▶ _REQUIRED TASK_:
Locate and copy each line in the data that contains the word "közölt".

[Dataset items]
================

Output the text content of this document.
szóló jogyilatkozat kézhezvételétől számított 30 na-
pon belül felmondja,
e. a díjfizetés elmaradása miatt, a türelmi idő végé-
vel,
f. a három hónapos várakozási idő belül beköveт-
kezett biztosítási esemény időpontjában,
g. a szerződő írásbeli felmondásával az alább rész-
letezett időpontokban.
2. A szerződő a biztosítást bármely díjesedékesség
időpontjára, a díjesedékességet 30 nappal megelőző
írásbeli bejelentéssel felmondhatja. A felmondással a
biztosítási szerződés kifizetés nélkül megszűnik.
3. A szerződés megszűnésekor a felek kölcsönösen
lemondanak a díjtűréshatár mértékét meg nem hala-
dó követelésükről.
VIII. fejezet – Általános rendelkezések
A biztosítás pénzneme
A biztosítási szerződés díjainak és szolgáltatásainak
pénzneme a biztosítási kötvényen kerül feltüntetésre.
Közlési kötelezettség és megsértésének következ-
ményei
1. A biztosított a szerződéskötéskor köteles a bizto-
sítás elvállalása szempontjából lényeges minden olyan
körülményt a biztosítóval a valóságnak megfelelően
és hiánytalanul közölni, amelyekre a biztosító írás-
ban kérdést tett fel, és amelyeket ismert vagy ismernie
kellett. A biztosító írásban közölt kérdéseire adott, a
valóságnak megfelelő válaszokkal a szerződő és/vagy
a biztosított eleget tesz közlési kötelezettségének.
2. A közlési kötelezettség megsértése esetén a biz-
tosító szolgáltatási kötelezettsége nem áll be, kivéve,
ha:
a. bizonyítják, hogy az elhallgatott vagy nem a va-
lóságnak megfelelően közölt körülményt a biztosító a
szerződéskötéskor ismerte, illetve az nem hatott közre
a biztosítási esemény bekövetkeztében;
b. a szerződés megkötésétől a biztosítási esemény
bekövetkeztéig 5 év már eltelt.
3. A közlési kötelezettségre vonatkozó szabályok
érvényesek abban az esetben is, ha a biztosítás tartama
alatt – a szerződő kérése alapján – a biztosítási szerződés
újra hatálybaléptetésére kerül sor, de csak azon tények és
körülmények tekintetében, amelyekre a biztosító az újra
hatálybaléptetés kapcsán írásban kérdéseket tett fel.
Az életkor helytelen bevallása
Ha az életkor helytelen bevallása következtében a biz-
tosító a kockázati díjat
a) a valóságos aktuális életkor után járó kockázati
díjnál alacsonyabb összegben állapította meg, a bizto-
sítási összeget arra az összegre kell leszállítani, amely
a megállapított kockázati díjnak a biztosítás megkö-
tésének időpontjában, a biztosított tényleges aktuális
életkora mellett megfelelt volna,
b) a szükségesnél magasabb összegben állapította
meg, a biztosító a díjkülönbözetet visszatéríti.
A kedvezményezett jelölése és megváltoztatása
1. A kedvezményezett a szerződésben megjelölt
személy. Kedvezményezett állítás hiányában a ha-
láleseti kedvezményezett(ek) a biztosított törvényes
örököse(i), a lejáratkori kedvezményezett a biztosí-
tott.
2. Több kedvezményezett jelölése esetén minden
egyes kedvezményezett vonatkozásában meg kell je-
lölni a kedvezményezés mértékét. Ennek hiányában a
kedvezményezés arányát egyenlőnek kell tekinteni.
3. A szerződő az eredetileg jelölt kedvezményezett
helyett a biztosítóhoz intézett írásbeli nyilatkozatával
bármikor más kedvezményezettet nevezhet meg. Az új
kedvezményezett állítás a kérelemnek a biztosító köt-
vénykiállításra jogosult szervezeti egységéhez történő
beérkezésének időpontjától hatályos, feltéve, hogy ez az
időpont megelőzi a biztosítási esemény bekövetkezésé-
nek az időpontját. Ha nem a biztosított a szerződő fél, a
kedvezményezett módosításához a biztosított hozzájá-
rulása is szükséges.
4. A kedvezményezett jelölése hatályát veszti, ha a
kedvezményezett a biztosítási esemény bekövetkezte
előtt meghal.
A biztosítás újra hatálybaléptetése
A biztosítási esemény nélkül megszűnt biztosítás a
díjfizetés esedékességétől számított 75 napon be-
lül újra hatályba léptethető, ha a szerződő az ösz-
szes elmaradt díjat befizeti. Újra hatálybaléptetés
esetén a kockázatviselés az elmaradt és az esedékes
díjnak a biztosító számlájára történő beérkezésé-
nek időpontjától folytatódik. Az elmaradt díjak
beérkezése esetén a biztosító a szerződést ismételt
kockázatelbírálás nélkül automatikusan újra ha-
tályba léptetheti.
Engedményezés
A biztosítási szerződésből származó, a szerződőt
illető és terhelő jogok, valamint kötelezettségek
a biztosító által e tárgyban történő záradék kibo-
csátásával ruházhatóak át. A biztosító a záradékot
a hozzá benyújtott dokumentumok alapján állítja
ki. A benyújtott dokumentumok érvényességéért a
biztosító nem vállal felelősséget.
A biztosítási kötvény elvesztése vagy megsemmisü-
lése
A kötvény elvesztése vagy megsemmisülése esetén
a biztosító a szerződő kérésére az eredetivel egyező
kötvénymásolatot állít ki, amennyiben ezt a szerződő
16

================

▶ _RESULT_:
kellett. A biztosító írásban közölt kérdéseire adott, a
lóságnak megfelelően közölt körülményt a biztosító a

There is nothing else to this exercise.